▶ **Quoted text**
★ ★ ★

Margaret Thatcher transformed political communication in UK politics

4 comments | 4 shares

Estimated reading time: 5 minutes

Managing Editor

April 9th, 2013

Margaret Thatcher transformed political communication in UK politics

4 comments | 4 shares

Estimated reading time: 5 minutes

Charlie Beckett looks back at Margaret Thatcher’s engagement with the media, arguing that she and her press team pioneered modern political communications. Yet while the innovations of her time in office were integral to the emergence of our modern age of spin, she nonetheless had little fear of acting in ways which were likely to be divisive. 

Margaret Thatcher was the dominant figure in the period of British politics after Harold Wilson. What she represented continues to shape the parameters of Westminster policy, practice and party strategy up to the present day. But she was also a break-through figure in terms of political communications. Thanks partly to figures like her advisor Tim Bell and her press officer Bernard Ingham, she took political presentation and media relations into the modern age of spin. And yet she was also remarkably untypical in that she dealt with (un)popularity in a manner that few contemporary politicians would dare.

★ ★ ★

▶ **Requirements**
1) Reproduce the stretch of the article on Margaret Thatcher and political communication from "April 9th, 2013" through "to be divisive.".
2) According to the article on Margaret Thatcher and political communication, what partly enabled her to take political presentation and media relations into the modern age of spin? Answer in one to three sentences.
3) Extend the article on Margaret Thatcher and political communication, picking up after its last sentence.

(Stored data entries)
★ ★ ★

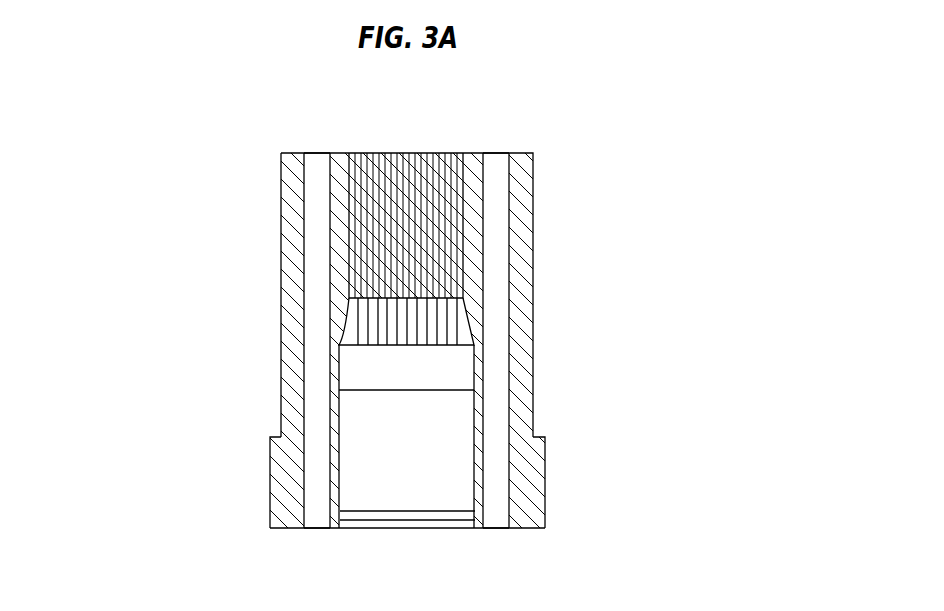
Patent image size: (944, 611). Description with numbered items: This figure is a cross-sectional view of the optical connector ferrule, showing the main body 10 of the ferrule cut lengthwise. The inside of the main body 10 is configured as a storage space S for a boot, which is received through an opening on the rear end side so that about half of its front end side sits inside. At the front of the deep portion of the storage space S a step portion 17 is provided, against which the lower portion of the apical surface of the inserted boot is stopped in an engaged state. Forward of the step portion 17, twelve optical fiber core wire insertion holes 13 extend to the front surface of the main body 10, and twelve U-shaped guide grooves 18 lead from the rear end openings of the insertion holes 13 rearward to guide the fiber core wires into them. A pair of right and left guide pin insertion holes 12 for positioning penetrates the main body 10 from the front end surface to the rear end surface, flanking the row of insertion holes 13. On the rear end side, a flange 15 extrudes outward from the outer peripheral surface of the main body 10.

The main body of the ferrule 10 is at (268, 183).
The guide pin insertion holes 12 is at (317, 177).
The optical fiber core wire insertion holes 13 is at (402, 153).
The flange 15 is at (270, 438).
The step portion 17 is at (407, 390).
The U-shaped guide grooves 18 is at (392, 332).
The storage space S is at (388, 473).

★ ★ ★

▶ **Set of answers**
1)
April 9th, 2013

Margaret Thatcher transformed political communication in UK politics

4 comments | 4 shares

Estimated reading time: 5 minutes

Charlie Beckett looks back at Margaret Thatcher’s engagement with the media, arguing that she and her press team pioneered modern political communications. Yet while the innovations of her time in office were integral to the emergence of our modern age of spin, she nonetheless had little fear of acting in ways which were likely to be divisive.

2) She was helped partly by figures such as her advisor Tim Bell and her press officer Bernard Ingham.

3)
As Prime Minister she was divisive in an age when most party leaders are desperate to appeal beyond their base and to avoid being seen as ideological. The controversy around George Osborne’s recent attempt to exploit the Philpott case to make a point about Welfare benefits would hardly have bothered the woman who was happy to compare state finance to household budgets and quote the Bible (St Francis, Samaritans) in favour of market forces.

In many practical ways she was a political PR pioneer. I remember a serious discussion in the BBC newsroom in the mid 80s about whether we should cover political PR stunts because they weren’t ‘real news events’. It was a pointless debate by then as Mrs Thatcher’s Conservative Party had already turned elections into a procession of calf-cuddling photo opportunities,  poster launches and Saatchi broadcasts.

She was also central to the creation of ‘presidential’ style politics. Leaders like Wilson were media-obsessed and nurtured a cult of personality with props like pipes and raincoats. But it was Mrs Thatcher who understood how to convert that into the domination of cabinet government and to identify her own will with that of the nation.

Her characterisation of the miners as the ‘enemy within’ was a nasty act of verbal hostility to a group who had represented the symbolic heartland of the British working class. It was a risky but highly effective way of dramatising the NUM’s disconnection from the economic and social tides of the 80s.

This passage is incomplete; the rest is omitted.